[start of Data rows]

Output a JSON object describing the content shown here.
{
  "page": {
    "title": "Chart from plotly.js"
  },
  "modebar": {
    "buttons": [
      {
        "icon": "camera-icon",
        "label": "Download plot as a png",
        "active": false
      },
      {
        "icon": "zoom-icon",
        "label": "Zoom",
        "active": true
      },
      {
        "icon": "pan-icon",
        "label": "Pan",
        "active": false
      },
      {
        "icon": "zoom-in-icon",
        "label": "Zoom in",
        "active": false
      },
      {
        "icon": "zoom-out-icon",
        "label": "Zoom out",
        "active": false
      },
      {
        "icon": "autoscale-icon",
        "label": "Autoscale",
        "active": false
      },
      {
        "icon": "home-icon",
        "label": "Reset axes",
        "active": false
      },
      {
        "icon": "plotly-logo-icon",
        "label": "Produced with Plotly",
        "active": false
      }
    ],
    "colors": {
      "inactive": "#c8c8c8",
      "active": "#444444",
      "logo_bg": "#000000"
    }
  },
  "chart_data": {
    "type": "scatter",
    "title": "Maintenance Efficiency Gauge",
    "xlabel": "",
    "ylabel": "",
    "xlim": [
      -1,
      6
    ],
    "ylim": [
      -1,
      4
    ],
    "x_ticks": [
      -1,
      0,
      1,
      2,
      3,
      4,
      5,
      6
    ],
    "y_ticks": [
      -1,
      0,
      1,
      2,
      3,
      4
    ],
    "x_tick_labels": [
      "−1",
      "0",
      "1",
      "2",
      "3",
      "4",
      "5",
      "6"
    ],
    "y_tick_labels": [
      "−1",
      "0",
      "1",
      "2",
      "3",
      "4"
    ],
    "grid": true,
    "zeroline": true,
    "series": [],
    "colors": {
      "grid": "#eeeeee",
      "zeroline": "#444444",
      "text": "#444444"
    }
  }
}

[end of Data rows]

-- Request --
Extract every entry above as it appears.

-- Result --
Output a JSON object describing the content shown here.
{
  "page": {
    "title": "Chart from plotly.js"
  },
  "modebar": {
    "buttons": [
      {
        "icon": "camera-icon",
        "label": "Download plot as a png",
        "active": false
      },
      {
        "icon": "zoom-icon",
        "label": "Zoom",
        "active": true
      },
      {
        "icon": "pan-icon",
        "label": "Pan",
        "active": false
      },
      {
        "icon": "zoom-in-icon",
        "label": "Zoom in",
        "active": false
      },
      {
        "icon": "zoom-out-icon",
        "label": "Zoom out",
        "active": false
      },
      {
        "icon": "autoscale-icon",
        "label": "Autoscale",
        "active": false
      },
      {
        "icon": "home-icon",
        "label": "Reset axes",
        "active": false
      },
      {
        "icon": "plotly-logo-icon",
        "label": "Produced with Plotly",
        "active": false
      }
    ],
    "colors": {
      "inactive": "#c8c8c8",
      "active": "#444444",
      "logo_bg": "#000000"
    }
  },
  "chart_data": {
    "type": "scatter",
    "title": "Maintenance Efficiency Gauge",
    "xlabel": "",
    "ylabel": "",
    "xlim": [
      -1,
      6
    ],
    "ylim": [
      -1,
      4
    ],
    "x_ticks": [
      -1,
      0,
      1,
      2,
      3,
      4,
      5,
      6
    ],
    "y_ticks": [
      -1,
      0,
      1,
      2,
      3,
      4
    ],
    "x_tick_labels": [
      "−1",
      "0",
      "1",
      "2",
      "3",
      "4",
      "5",
      "6"
    ],
    "y_tick_labels": [
      "−1",
      "0",
      "1",
      "2",
      "3",
      "4"
    ],
    "grid": true,
    "zeroline": true,
    "series": [],
    "colors": {
      "grid": "#eeeeee",
      "zeroline": "#444444",
      "text": "#444444"
    }
  }
}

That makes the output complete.